(Figure content listings)
..........
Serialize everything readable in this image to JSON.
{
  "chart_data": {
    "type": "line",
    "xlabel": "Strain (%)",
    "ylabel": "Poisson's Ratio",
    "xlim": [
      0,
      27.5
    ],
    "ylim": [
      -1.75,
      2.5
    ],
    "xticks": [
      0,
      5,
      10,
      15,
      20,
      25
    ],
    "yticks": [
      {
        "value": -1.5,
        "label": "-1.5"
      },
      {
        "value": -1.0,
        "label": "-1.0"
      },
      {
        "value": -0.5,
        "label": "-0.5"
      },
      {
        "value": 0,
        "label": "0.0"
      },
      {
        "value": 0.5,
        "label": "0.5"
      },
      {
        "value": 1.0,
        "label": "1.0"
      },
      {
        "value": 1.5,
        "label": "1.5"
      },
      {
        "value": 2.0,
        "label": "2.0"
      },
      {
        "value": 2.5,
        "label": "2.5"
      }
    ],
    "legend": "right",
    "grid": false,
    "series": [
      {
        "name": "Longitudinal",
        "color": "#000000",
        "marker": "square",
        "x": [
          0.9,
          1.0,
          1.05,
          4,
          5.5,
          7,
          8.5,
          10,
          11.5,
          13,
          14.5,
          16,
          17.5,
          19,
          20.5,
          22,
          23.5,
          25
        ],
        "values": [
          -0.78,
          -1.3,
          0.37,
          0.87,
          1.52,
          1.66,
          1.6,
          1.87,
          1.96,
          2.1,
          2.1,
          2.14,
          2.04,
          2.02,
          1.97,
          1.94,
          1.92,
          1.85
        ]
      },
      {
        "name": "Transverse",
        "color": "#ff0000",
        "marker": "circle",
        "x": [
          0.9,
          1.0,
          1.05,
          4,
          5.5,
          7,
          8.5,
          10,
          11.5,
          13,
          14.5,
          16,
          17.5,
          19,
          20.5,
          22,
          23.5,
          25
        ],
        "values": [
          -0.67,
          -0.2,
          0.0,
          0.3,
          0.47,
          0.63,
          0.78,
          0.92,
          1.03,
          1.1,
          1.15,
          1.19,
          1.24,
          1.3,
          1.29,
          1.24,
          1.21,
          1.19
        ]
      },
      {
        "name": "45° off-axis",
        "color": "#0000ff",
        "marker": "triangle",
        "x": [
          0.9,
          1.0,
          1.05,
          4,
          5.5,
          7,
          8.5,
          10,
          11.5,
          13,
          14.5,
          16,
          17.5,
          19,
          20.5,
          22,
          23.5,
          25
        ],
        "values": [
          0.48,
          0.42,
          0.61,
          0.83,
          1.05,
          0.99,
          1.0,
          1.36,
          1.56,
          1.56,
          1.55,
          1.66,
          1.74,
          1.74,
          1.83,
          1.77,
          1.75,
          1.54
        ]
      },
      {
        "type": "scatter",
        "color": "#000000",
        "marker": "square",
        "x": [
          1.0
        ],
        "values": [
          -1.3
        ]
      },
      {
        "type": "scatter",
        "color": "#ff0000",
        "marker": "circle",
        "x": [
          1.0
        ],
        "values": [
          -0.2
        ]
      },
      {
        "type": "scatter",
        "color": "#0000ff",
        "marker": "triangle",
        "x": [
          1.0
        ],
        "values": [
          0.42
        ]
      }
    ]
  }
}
..........
Output an exact copy of each record.

**FULL SOLUTION**
Serialize everything readable in this image to JSON.
{
  "chart_data": {
    "type": "line",
    "xlabel": "Strain (%)",
    "ylabel": "Poisson's Ratio",
    "xlim": [
      0,
      27.5
    ],
    "ylim": [
      -1.75,
      2.5
    ],
    "xticks": [
      0,
      5,
      10,
      15,
      20,
      25
    ],
    "yticks": [
      {
        "value": -1.5,
        "label": "-1.5"
      },
      {
        "value": -1.0,
        "label": "-1.0"
      },
      {
        "value": -0.5,
        "label": "-0.5"
      },
      {
        "value": 0,
        "label": "0.0"
      },
      {
        "value": 0.5,
        "label": "0.5"
      },
      {
        "value": 1.0,
        "label": "1.0"
      },
      {
        "value": 1.5,
        "label": "1.5"
      },
      {
        "value": 2.0,
        "label": "2.0"
      },
      {
        "value": 2.5,
        "label": "2.5"
      }
    ],
    "legend": "right",
    "grid": false,
    "series": [
      {
        "name": "Longitudinal",
        "color": "#000000",
        "marker": "square",
        "x": [
          0.9,
          1.0,
          1.05,
          4,
          5.5,
          7,
          8.5,
          10,
          11.5,
          13,
          14.5,
          16,
          17.5,
          19,
          20.5,
          22,
          23.5,
          25
        ],
        "values": [
          -0.78,
          -1.3,
          0.37,
          0.87,
          1.52,
          1.66,
          1.6,
          1.87,
          1.96,
          2.1,
          2.1,
          2.14,
          2.04,
          2.02,
          1.97,
          1.94,
          1.92,
          1.85
        ]
      },
      {
        "name": "Transverse",
        "color": "#ff0000",
        "marker": "circle",
        "x": [
          0.9,
          1.0,
          1.05,
          4,
          5.5,
          7,
          8.5,
          10,
          11.5,
          13,
          14.5,
          16,
          17.5,
          19,
          20.5,
          22,
          23.5,
          25
        ],
        "values": [
          -0.67,
          -0.2,
          0.0,
          0.3,
          0.47,
          0.63,
          0.78,
          0.92,
          1.03,
          1.1,
          1.15,
          1.19,
          1.24,
          1.3,
          1.29,
          1.24,
          1.21,
          1.19
        ]
      },
      {
        "name": "45° off-axis",
        "color": "#0000ff",
        "marker": "triangle",
        "x": [
          0.9,
          1.0,
          1.05,
          4,
          5.5,
          7,
          8.5,
          10,
          11.5,
          13,
          14.5,
          16,
          17.5,
          19,
          20.5,
          22,
          23.5,
          25
        ],
        "values": [
          0.48,
          0.42,
          0.61,
          0.83,
          1.05,
          0.99,
          1.0,
          1.36,
          1.56,
          1.56,
          1.55,
          1.66,
          1.74,
          1.74,
          1.83,
          1.77,
          1.75,
          1.54
        ]
      },
      {
        "type": "scatter",
        "color": "#000000",
        "marker": "square",
        "x": [
          1.0
        ],
        "values": [
          -1.3
        ]
      },
      {
        "type": "scatter",
        "color": "#ff0000",
        "marker": "circle",
        "x": [
          1.0
        ],
        "values": [
          -0.2
        ]
      },
      {
        "type": "scatter",
        "color": "#0000ff",
        "marker": "triangle",
        "x": [
          1.0
        ],
        "values": [
          0.42
        ]
      }
    ]
  }
}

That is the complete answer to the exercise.